··· Extracted records

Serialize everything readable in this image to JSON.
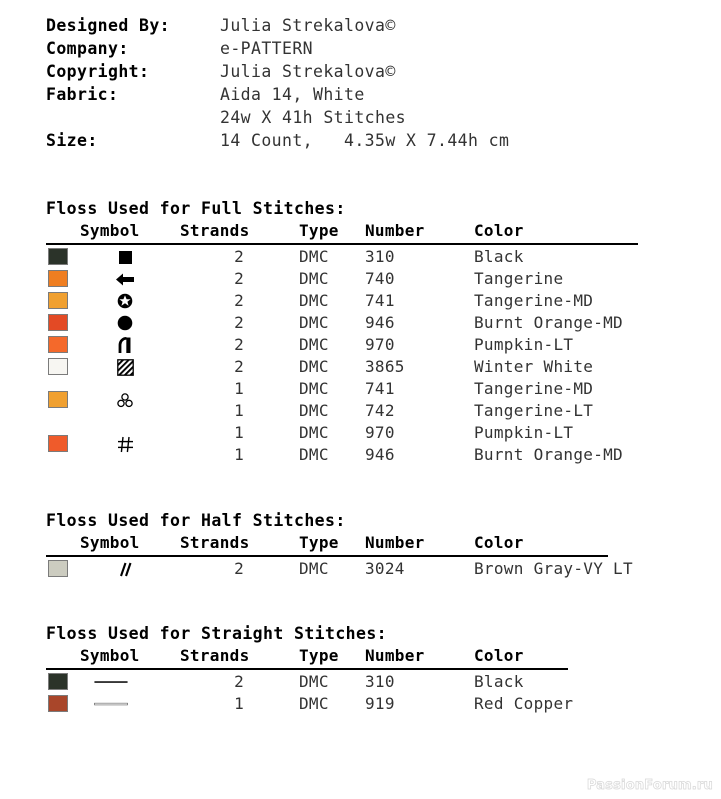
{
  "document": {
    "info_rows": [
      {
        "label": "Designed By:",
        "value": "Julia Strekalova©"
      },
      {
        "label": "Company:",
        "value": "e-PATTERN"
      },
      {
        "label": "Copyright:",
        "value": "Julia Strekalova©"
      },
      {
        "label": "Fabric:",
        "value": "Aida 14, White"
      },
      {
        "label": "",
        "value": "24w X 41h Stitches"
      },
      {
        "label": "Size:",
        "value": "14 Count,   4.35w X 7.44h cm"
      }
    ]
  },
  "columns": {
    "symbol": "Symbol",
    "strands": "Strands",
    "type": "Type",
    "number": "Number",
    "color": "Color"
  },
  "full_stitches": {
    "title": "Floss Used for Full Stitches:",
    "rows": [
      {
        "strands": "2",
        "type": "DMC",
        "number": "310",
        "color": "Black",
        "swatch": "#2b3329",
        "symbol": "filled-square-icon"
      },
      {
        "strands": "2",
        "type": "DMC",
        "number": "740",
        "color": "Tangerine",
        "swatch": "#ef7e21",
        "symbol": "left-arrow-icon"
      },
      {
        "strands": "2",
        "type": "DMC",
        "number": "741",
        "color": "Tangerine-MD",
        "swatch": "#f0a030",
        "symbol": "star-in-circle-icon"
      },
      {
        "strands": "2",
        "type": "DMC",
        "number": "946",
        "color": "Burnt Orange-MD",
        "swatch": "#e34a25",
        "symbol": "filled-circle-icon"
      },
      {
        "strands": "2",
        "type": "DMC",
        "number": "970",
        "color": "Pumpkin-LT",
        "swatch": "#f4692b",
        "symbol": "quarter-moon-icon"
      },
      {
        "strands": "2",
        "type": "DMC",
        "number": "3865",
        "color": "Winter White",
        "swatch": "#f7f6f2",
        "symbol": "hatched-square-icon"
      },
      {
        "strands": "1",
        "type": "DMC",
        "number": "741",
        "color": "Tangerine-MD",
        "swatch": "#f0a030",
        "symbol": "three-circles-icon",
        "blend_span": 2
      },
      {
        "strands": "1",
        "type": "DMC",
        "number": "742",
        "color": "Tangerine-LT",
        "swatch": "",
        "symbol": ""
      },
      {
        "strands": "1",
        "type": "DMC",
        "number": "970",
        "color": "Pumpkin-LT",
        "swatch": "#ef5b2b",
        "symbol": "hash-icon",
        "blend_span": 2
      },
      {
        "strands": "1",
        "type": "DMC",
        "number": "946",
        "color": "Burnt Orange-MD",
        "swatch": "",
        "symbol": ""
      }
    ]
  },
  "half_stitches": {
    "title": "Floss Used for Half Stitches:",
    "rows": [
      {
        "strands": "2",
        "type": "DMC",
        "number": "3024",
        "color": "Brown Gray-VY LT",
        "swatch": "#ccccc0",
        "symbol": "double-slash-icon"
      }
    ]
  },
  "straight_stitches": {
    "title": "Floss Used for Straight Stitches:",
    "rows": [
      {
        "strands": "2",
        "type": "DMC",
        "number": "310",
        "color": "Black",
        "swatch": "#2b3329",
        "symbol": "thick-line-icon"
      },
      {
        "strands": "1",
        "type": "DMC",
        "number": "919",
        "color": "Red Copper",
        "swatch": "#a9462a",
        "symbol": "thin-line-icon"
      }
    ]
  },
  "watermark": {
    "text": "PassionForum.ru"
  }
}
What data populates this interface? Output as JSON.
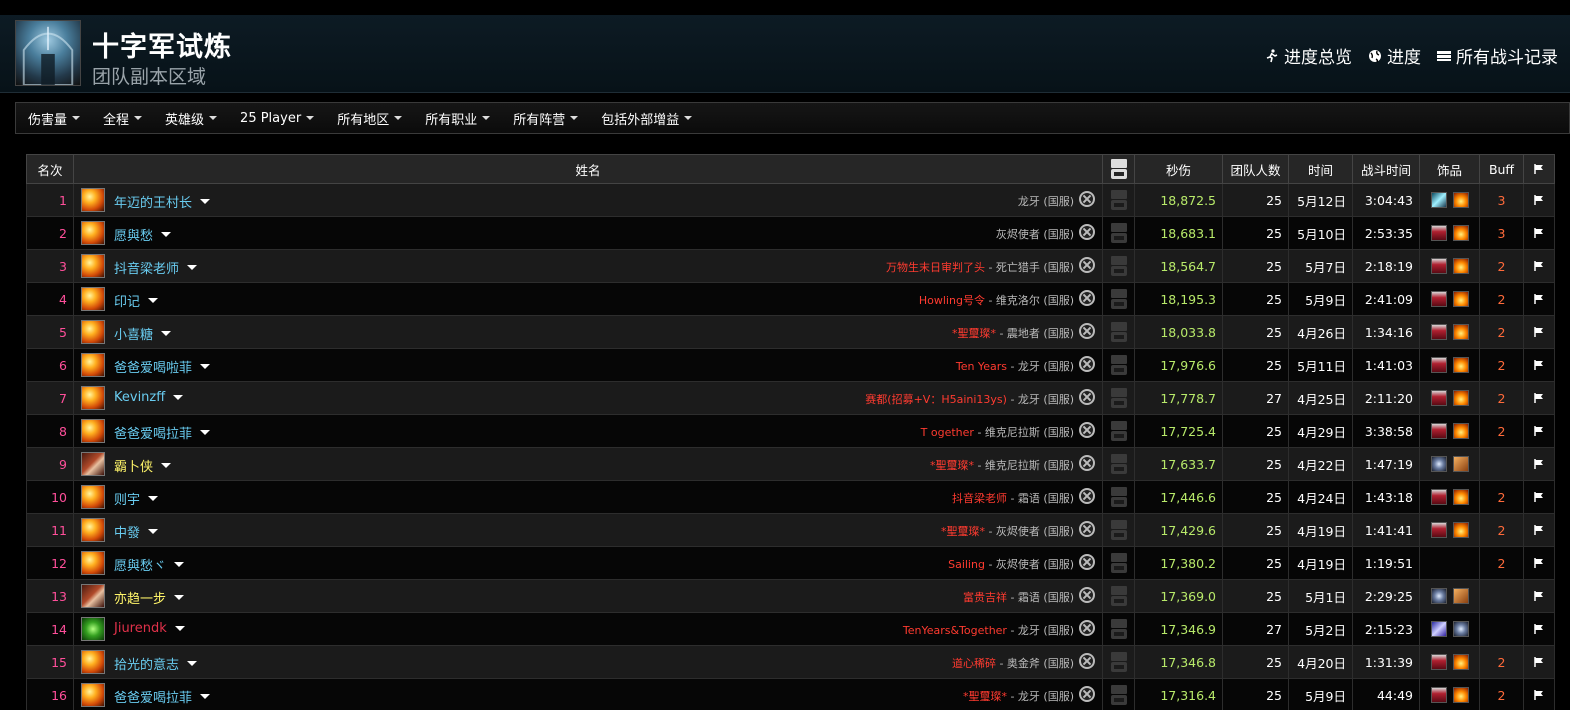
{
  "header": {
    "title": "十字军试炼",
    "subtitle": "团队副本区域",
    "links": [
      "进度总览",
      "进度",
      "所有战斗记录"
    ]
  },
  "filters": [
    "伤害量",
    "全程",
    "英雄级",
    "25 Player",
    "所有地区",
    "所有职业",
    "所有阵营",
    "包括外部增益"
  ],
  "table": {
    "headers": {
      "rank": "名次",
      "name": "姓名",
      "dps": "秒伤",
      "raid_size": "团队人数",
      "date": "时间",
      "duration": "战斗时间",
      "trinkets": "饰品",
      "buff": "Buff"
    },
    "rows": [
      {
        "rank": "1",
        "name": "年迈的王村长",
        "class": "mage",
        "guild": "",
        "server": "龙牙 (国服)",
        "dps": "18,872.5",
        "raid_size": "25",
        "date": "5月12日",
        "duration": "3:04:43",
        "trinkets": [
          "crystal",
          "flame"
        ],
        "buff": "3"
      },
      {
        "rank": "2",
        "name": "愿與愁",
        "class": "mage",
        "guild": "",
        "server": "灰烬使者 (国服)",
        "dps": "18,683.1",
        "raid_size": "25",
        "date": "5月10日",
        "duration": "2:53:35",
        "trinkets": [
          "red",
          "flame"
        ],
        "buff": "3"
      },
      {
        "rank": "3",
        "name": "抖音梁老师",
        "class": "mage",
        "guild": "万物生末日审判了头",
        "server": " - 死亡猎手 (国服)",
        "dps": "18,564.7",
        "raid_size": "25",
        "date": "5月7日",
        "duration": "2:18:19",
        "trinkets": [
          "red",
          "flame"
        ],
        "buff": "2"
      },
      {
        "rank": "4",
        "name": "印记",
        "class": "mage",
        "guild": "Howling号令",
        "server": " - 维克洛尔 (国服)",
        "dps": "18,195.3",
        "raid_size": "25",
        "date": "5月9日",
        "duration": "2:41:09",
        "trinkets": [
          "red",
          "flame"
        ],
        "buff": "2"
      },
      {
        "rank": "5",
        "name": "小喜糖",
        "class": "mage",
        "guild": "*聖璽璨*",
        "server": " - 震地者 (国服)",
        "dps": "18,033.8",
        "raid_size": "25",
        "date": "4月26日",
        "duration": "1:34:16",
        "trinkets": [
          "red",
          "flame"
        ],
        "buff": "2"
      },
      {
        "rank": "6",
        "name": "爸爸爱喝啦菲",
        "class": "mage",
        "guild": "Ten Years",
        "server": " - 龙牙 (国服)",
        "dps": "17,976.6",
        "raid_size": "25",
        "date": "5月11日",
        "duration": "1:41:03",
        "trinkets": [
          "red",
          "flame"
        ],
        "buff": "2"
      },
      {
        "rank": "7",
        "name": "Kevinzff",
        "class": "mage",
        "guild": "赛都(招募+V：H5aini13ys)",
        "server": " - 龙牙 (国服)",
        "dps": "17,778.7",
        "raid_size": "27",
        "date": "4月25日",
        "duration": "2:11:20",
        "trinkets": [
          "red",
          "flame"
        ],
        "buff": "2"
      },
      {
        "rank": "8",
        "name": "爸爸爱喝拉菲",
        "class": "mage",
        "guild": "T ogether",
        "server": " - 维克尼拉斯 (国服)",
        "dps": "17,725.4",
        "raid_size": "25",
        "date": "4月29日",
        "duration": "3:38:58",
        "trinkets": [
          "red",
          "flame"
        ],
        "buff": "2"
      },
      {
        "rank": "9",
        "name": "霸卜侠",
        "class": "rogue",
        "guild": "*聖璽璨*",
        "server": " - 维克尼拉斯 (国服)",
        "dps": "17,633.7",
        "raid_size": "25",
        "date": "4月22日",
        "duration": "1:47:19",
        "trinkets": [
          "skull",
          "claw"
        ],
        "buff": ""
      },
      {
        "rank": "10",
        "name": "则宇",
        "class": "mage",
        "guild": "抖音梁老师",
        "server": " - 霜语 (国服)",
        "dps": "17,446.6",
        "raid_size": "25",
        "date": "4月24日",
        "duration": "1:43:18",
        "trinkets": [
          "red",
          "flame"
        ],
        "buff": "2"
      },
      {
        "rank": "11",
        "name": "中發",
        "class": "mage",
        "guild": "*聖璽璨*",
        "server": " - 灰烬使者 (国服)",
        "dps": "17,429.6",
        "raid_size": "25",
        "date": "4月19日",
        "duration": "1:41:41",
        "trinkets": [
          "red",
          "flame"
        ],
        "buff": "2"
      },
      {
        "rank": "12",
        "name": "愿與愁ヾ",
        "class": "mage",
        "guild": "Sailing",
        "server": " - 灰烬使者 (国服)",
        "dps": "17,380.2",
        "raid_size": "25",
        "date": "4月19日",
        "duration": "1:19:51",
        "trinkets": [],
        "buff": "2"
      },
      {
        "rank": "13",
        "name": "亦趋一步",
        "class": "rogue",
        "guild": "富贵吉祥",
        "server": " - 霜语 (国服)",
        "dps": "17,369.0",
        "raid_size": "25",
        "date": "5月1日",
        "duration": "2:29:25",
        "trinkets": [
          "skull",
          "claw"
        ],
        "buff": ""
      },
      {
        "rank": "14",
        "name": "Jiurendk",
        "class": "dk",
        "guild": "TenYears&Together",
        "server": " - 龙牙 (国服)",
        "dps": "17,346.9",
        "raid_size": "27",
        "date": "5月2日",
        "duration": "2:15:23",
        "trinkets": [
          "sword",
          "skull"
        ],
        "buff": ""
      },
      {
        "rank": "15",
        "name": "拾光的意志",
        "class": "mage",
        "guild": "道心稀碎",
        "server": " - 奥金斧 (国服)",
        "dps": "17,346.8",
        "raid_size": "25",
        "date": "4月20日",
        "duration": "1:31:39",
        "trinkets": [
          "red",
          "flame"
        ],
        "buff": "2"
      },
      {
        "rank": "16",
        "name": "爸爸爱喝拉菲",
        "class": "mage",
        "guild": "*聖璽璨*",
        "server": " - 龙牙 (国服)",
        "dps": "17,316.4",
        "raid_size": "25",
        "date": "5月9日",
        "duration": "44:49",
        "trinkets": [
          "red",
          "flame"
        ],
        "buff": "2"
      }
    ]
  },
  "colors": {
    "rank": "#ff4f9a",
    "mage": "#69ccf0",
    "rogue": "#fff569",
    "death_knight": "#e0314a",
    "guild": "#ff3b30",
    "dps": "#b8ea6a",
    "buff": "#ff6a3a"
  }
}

······

What the exercise asks. Each line that holds the word "this" is to be copied.

Result below.
Serialize everything readable in this image to JSON.
What data populates this interface? Output as JSON.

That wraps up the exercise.